## [Exercise]
Only lines with the string "Servers" matter here; gather them from the material below.

--- Begin Source material ---

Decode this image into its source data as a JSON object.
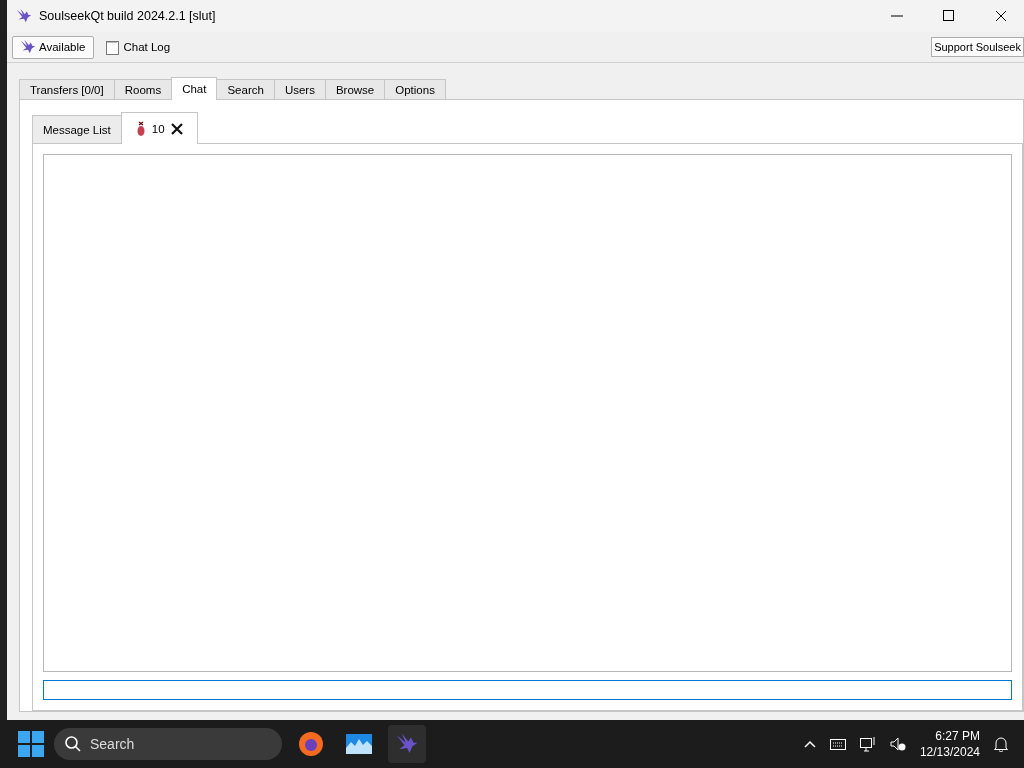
{
  "window": {
    "title": "SoulseekQt build 2024.2.1 [slut]"
  },
  "toolbar": {
    "status_button": "Available",
    "chat_log_button": "Chat Log",
    "support_button": "Support Soulseek"
  },
  "tabs": [
    {
      "label": "Transfers [0/0]",
      "selected": false
    },
    {
      "label": "Rooms",
      "selected": false
    },
    {
      "label": "Chat",
      "selected": true
    },
    {
      "label": "Search",
      "selected": false
    },
    {
      "label": "Users",
      "selected": false
    },
    {
      "label": "Browse",
      "selected": false
    },
    {
      "label": "Options",
      "selected": false
    }
  ],
  "chat_tabs": [
    {
      "label": "Message List",
      "selected": false,
      "closable": false,
      "user_icon": false
    },
    {
      "label": "10",
      "selected": true,
      "closable": true,
      "user_icon": true
    }
  ],
  "taskbar": {
    "search_placeholder": "Search",
    "time": "6:27 PM",
    "date": "12/13/2024"
  }
}
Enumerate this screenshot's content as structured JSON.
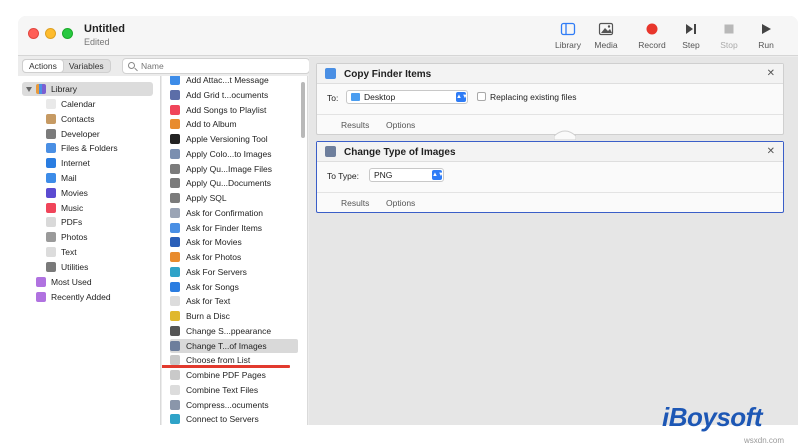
{
  "window": {
    "title": "Untitled",
    "subtitle": "Edited"
  },
  "toolbar": [
    {
      "label": "Library",
      "icon": "sidebar-icon",
      "disabled": false
    },
    {
      "label": "Media",
      "icon": "photo-icon",
      "disabled": false
    },
    {
      "label": "Record",
      "icon": "record-icon",
      "disabled": false
    },
    {
      "label": "Step",
      "icon": "step-icon",
      "disabled": false
    },
    {
      "label": "Stop",
      "icon": "stop-icon",
      "disabled": true
    },
    {
      "label": "Run",
      "icon": "play-icon",
      "disabled": false
    }
  ],
  "tabs": {
    "actions": "Actions",
    "variables": "Variables"
  },
  "search": {
    "placeholder": "Name",
    "value": ""
  },
  "library": {
    "root": "Library",
    "items": [
      {
        "label": "Calendar",
        "color": "#e9e9e9"
      },
      {
        "label": "Contacts",
        "color": "#c69a63"
      },
      {
        "label": "Developer",
        "color": "#7b7b7b"
      },
      {
        "label": "Files & Folders",
        "color": "#4a8fe4"
      },
      {
        "label": "Internet",
        "color": "#2a7de1"
      },
      {
        "label": "Mail",
        "color": "#3d8ce8"
      },
      {
        "label": "Movies",
        "color": "#5b4bd1"
      },
      {
        "label": "Music",
        "color": "#f0455a"
      },
      {
        "label": "PDFs",
        "color": "#d9d9d9"
      },
      {
        "label": "Photos",
        "color": "#9a9a9a"
      },
      {
        "label": "Text",
        "color": "#dcdcdc"
      },
      {
        "label": "Utilities",
        "color": "#7a7a7a"
      }
    ],
    "smart": [
      {
        "label": "Most Used",
        "color": "#b072e0"
      },
      {
        "label": "Recently Added",
        "color": "#b072e0"
      }
    ]
  },
  "actions": [
    {
      "label": "Add Attac...t Message",
      "color": "#3d8ce8"
    },
    {
      "label": "Add Grid t...ocuments",
      "color": "#5c6ea8"
    },
    {
      "label": "Add Songs to Playlist",
      "color": "#f0455a"
    },
    {
      "label": "Add to Album",
      "color": "#e88b2e"
    },
    {
      "label": "Apple Versioning Tool",
      "color": "#222222"
    },
    {
      "label": "Apply Colo...to Images",
      "color": "#7b8fb0"
    },
    {
      "label": "Apply Qu...Image Files",
      "color": "#7b7b7b"
    },
    {
      "label": "Apply Qu...Documents",
      "color": "#7b7b7b"
    },
    {
      "label": "Apply SQL",
      "color": "#7b7b7b"
    },
    {
      "label": "Ask for Confirmation",
      "color": "#9aa4b5"
    },
    {
      "label": "Ask for Finder Items",
      "color": "#4a8fe4"
    },
    {
      "label": "Ask for Movies",
      "color": "#2a5fb8"
    },
    {
      "label": "Ask for Photos",
      "color": "#e88b2e"
    },
    {
      "label": "Ask For Servers",
      "color": "#2fa3c8"
    },
    {
      "label": "Ask for Songs",
      "color": "#2a7de1"
    },
    {
      "label": "Ask for Text",
      "color": "#dcdcdc"
    },
    {
      "label": "Burn a Disc",
      "color": "#e0b82e"
    },
    {
      "label": "Change S...ppearance",
      "color": "#555555"
    },
    {
      "label": "Change T...of Images",
      "color": "#6d7e9c",
      "selected": true
    },
    {
      "label": "Choose from List",
      "color": "#c9c9c9"
    },
    {
      "label": "Combine PDF Pages",
      "color": "#c9c9c9"
    },
    {
      "label": "Combine Text Files",
      "color": "#dcdcdc"
    },
    {
      "label": "Compress...ocuments",
      "color": "#8a96aa"
    },
    {
      "label": "Connect to Servers",
      "color": "#2fa3c8"
    }
  ],
  "workflow": [
    {
      "title": "Copy Finder Items",
      "icon_color": "#4a8fe4",
      "field_label": "To:",
      "popup_value": "Desktop",
      "checkbox_label": "Replacing existing files",
      "results": "Results",
      "options": "Options",
      "selected": false
    },
    {
      "title": "Change Type of Images",
      "icon_color": "#6d7e9c",
      "field_label": "To Type:",
      "popup_value": "PNG",
      "results": "Results",
      "options": "Options",
      "selected": true
    }
  ],
  "branding": {
    "logo": "iBoysoft",
    "watermark": "wsxdn.com"
  }
}
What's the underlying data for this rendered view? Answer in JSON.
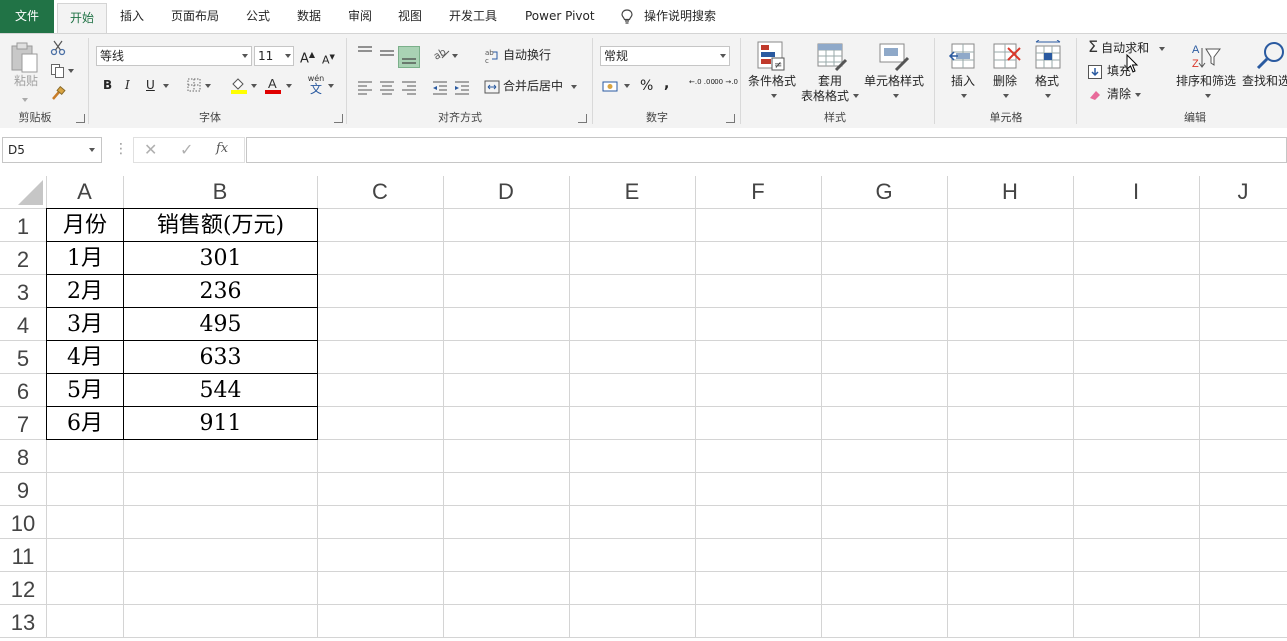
{
  "tabs": [
    "文件",
    "开始",
    "插入",
    "页面布局",
    "公式",
    "数据",
    "审阅",
    "视图",
    "开发工具",
    "Power Pivot"
  ],
  "active_tab": "开始",
  "tell_me": "操作说明搜索",
  "clipboard": {
    "paste": "粘贴",
    "group": "剪贴板"
  },
  "font": {
    "name": "等线",
    "size": "11",
    "group": "字体",
    "grow": "A",
    "shrink": "A",
    "bold": "B",
    "italic": "I",
    "underline": "U",
    "phonetic": "wén",
    "phonetic_char": "文"
  },
  "alignment": {
    "wrap": "自动换行",
    "merge": "合并后居中",
    "group": "对齐方式"
  },
  "number": {
    "format": "常规",
    "percent": "%",
    "comma": ",",
    "inc_decimal": "←.0 .00",
    "dec_decimal": ".00 →.0",
    "group": "数字"
  },
  "styles": {
    "conditional": "条件格式",
    "table_line1": "套用",
    "table_line2": "表格格式",
    "cell_styles": "单元格样式",
    "group": "样式"
  },
  "cells": {
    "insert": "插入",
    "delete": "删除",
    "format": "格式",
    "group": "单元格"
  },
  "editing": {
    "autosum": "自动求和",
    "fill": "填充",
    "clear": "清除",
    "sort": "排序和筛选",
    "find": "查找和选",
    "group": "编辑"
  },
  "formula_bar": {
    "name_box": "D5",
    "fx": "fx",
    "value": ""
  },
  "grid": {
    "columns": [
      "A",
      "B",
      "C",
      "D",
      "E",
      "F",
      "G",
      "H",
      "I",
      "J"
    ],
    "rows": [
      "1",
      "2",
      "3",
      "4",
      "5",
      "6",
      "7",
      "8",
      "9",
      "10",
      "11",
      "12",
      "13"
    ],
    "data": [
      [
        "月份",
        "销售额(万元)"
      ],
      [
        "1月",
        "301"
      ],
      [
        "2月",
        "236"
      ],
      [
        "3月",
        "495"
      ],
      [
        "4月",
        "633"
      ],
      [
        "5月",
        "544"
      ],
      [
        "6月",
        "911"
      ]
    ]
  },
  "colors": {
    "brand": "#217346",
    "ribbon": "#f3f3f3",
    "gridline": "#d4d4d4"
  }
}
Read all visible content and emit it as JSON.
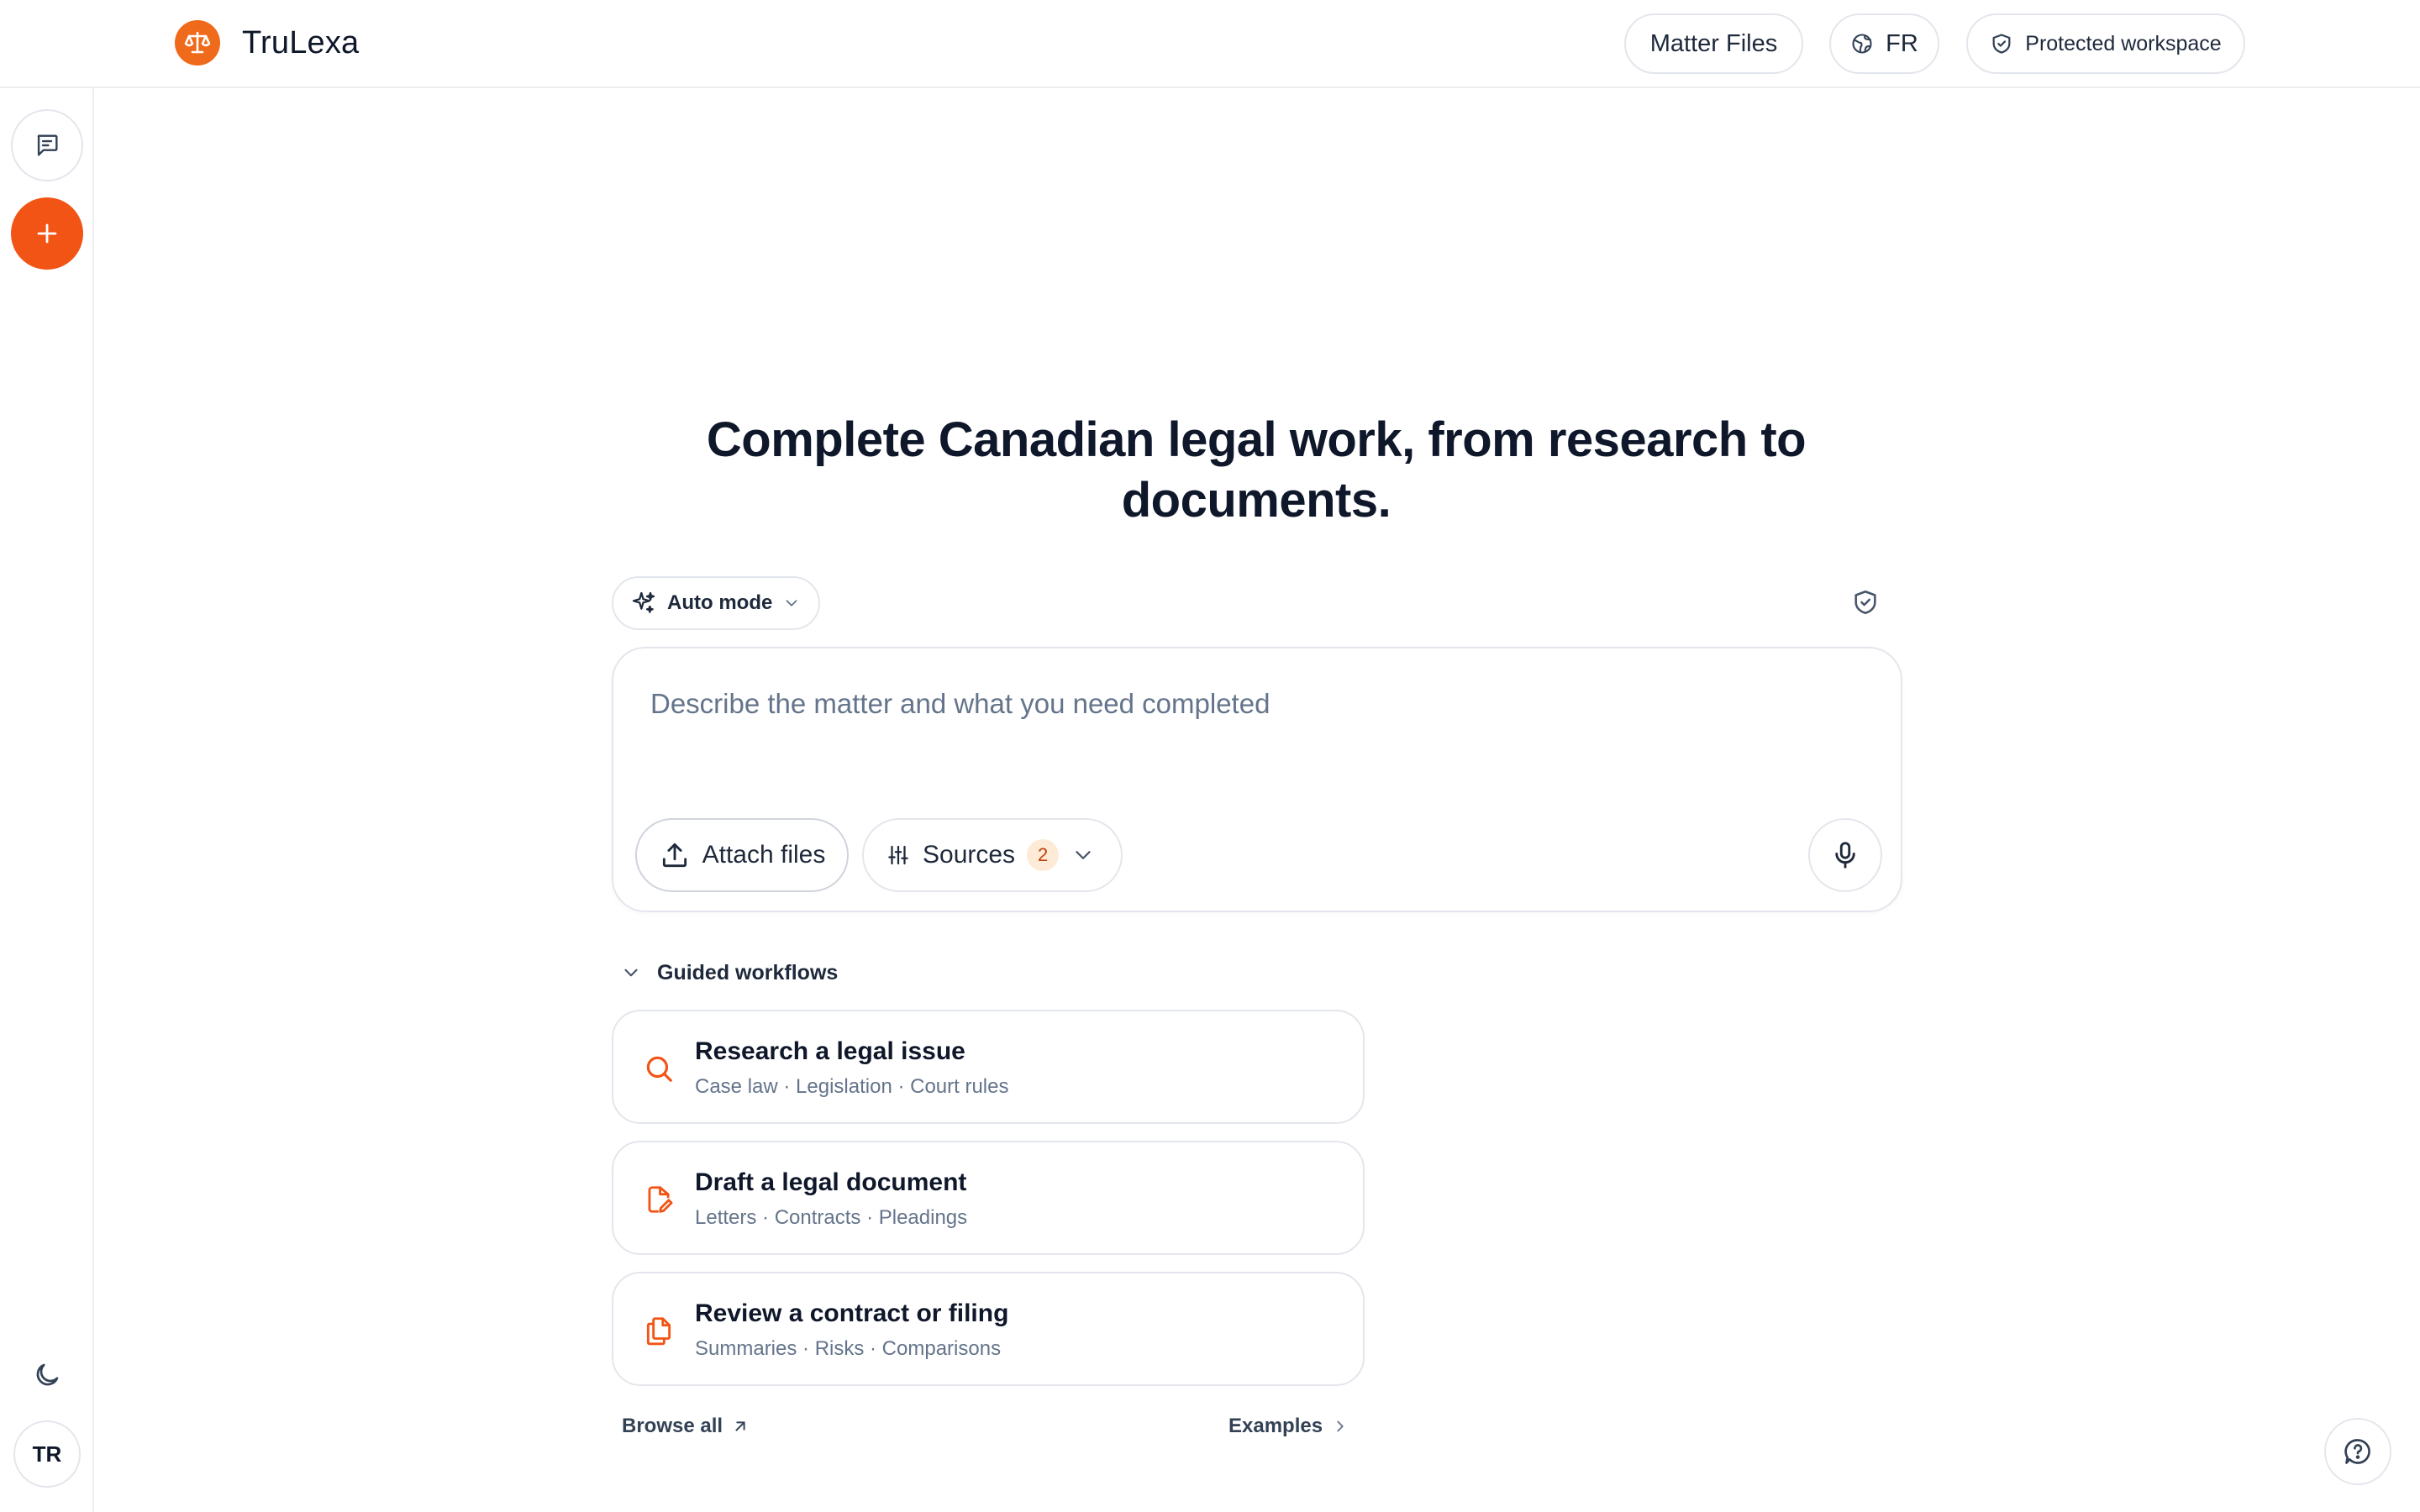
{
  "app": {
    "name": "TruLexa"
  },
  "header": {
    "matter_files": "Matter Files",
    "language": "FR",
    "workspace_status": "Protected workspace"
  },
  "rail": {
    "avatar_initials": "TR"
  },
  "hero": {
    "title": "Complete Canadian legal work, from research to documents."
  },
  "mode": {
    "label": "Auto mode"
  },
  "composer": {
    "placeholder": "Describe the matter and what you need completed",
    "value": "",
    "attach_label": "Attach files",
    "sources_label": "Sources",
    "sources_count": "2"
  },
  "workflows": {
    "heading": "Guided workflows",
    "items": [
      {
        "title": "Research a legal issue",
        "subtitle": "Case law · Legislation · Court rules",
        "icon": "search-icon"
      },
      {
        "title": "Draft a legal document",
        "subtitle": "Letters · Contracts · Pleadings",
        "icon": "document-edit-icon"
      },
      {
        "title": "Review a contract or filing",
        "subtitle": "Summaries · Risks · Comparisons",
        "icon": "copy-documents-icon"
      }
    ],
    "browse_all": "Browse all",
    "examples": "Examples"
  },
  "colors": {
    "accent": "#f25415",
    "logo": "#ef6a1b",
    "text": "#0f172a",
    "muted": "#64748b",
    "border": "#e3e6ec"
  }
}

--- End Source material ---

## [Solution for this task]
      "label": "Ask For Servers",
      "label": "Connect to Servers",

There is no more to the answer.